** begin **
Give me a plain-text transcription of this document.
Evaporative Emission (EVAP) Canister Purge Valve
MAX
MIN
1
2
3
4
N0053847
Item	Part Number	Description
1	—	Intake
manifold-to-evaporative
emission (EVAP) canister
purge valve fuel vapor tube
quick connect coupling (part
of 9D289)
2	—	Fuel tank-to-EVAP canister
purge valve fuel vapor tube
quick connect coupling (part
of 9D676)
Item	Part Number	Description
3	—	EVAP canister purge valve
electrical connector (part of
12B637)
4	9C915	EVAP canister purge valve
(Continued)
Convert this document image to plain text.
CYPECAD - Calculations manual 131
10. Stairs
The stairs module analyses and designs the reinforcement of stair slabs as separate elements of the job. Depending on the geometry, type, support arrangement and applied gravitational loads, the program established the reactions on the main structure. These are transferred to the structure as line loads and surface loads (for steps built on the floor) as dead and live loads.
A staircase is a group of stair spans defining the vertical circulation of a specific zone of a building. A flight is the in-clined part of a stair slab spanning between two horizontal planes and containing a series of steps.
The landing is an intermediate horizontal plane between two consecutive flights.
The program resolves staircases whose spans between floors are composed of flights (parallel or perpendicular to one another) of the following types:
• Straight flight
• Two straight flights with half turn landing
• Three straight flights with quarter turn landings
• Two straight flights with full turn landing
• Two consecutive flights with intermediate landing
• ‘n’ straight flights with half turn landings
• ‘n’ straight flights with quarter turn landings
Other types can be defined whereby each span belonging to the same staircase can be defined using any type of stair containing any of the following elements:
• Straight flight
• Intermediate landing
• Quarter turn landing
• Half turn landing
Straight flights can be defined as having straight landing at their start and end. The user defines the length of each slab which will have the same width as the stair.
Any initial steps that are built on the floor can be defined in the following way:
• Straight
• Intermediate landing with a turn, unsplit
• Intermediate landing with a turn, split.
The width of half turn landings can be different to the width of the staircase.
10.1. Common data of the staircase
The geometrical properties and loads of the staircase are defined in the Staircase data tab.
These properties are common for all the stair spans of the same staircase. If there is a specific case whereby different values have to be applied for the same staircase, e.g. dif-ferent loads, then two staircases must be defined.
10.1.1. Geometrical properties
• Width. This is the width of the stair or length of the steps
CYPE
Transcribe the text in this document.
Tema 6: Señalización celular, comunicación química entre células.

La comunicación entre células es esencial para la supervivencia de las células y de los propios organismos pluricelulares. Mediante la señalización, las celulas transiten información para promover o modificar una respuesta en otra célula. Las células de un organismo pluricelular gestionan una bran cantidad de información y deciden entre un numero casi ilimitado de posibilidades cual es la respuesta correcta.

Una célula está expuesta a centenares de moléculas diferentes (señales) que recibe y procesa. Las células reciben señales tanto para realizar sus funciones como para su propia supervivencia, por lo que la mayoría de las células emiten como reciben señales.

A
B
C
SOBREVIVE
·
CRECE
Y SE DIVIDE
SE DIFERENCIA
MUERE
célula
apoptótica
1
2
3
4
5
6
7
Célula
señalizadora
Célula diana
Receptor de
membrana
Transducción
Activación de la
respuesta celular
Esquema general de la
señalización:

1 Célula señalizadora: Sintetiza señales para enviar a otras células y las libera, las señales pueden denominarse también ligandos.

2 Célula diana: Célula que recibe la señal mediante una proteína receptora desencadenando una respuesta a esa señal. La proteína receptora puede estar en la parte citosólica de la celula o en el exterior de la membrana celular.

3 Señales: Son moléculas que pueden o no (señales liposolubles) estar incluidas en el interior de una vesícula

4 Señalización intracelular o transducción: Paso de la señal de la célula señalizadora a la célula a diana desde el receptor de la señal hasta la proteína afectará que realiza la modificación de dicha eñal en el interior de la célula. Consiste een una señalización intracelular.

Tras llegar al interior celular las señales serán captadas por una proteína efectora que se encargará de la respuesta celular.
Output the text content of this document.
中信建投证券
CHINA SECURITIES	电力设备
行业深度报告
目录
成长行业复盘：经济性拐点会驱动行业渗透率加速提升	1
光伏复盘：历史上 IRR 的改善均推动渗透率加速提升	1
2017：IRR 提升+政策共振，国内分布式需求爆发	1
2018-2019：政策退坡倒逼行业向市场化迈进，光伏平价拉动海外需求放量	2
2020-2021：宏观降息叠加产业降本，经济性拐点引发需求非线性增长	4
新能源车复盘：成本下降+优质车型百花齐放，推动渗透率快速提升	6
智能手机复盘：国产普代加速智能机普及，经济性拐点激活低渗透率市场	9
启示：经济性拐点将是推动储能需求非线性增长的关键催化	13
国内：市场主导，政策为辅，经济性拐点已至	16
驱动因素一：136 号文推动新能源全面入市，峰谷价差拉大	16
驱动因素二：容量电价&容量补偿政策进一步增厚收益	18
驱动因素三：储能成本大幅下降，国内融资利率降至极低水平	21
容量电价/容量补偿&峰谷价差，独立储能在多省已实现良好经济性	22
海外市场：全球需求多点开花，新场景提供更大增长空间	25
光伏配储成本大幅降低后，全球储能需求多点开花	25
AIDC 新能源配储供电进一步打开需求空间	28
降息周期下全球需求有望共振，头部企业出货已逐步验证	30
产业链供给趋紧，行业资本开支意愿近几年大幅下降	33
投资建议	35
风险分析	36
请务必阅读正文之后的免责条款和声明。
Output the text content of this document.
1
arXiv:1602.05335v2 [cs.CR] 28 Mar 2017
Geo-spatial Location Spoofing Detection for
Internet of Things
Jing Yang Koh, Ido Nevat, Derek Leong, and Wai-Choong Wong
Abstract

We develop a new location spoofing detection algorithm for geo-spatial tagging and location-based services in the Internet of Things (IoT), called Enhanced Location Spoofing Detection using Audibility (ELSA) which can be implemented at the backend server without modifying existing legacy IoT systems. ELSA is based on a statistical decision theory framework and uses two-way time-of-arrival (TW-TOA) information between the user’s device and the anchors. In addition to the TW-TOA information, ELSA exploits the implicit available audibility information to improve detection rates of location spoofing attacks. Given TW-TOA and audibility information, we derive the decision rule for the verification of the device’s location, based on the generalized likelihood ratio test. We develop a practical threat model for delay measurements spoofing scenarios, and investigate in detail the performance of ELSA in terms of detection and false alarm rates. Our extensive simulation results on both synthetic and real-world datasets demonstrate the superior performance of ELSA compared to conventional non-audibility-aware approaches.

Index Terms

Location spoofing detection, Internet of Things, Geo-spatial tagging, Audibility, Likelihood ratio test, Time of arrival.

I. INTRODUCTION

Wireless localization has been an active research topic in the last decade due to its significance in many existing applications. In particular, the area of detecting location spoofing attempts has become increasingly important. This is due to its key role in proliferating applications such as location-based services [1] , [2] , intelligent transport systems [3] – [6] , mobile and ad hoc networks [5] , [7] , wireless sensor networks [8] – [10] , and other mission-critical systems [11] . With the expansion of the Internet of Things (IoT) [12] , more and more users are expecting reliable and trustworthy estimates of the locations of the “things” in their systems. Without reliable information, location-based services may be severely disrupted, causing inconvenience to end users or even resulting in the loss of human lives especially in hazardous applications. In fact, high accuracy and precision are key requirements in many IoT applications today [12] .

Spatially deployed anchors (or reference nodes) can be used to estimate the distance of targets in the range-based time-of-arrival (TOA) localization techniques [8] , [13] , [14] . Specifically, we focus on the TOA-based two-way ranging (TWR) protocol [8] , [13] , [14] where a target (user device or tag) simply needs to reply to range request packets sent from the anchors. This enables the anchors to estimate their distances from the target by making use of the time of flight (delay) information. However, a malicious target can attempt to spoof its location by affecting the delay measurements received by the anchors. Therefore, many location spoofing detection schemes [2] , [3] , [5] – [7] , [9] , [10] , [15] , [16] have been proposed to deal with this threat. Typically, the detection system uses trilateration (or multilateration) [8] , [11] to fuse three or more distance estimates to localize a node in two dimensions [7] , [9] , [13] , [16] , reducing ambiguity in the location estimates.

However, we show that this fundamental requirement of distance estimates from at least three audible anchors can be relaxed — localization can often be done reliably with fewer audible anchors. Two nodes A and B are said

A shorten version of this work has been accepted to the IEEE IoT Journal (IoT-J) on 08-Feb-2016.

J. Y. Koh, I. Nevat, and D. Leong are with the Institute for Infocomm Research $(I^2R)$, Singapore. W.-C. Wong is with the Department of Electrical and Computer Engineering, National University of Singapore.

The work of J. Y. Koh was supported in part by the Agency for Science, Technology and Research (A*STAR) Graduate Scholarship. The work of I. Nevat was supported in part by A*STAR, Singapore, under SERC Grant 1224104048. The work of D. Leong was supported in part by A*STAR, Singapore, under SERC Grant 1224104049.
** end **
• [Exercise objective] Determine how many lines of the data contain "moléculas" and give nothing but that number.

• [Full answer] 2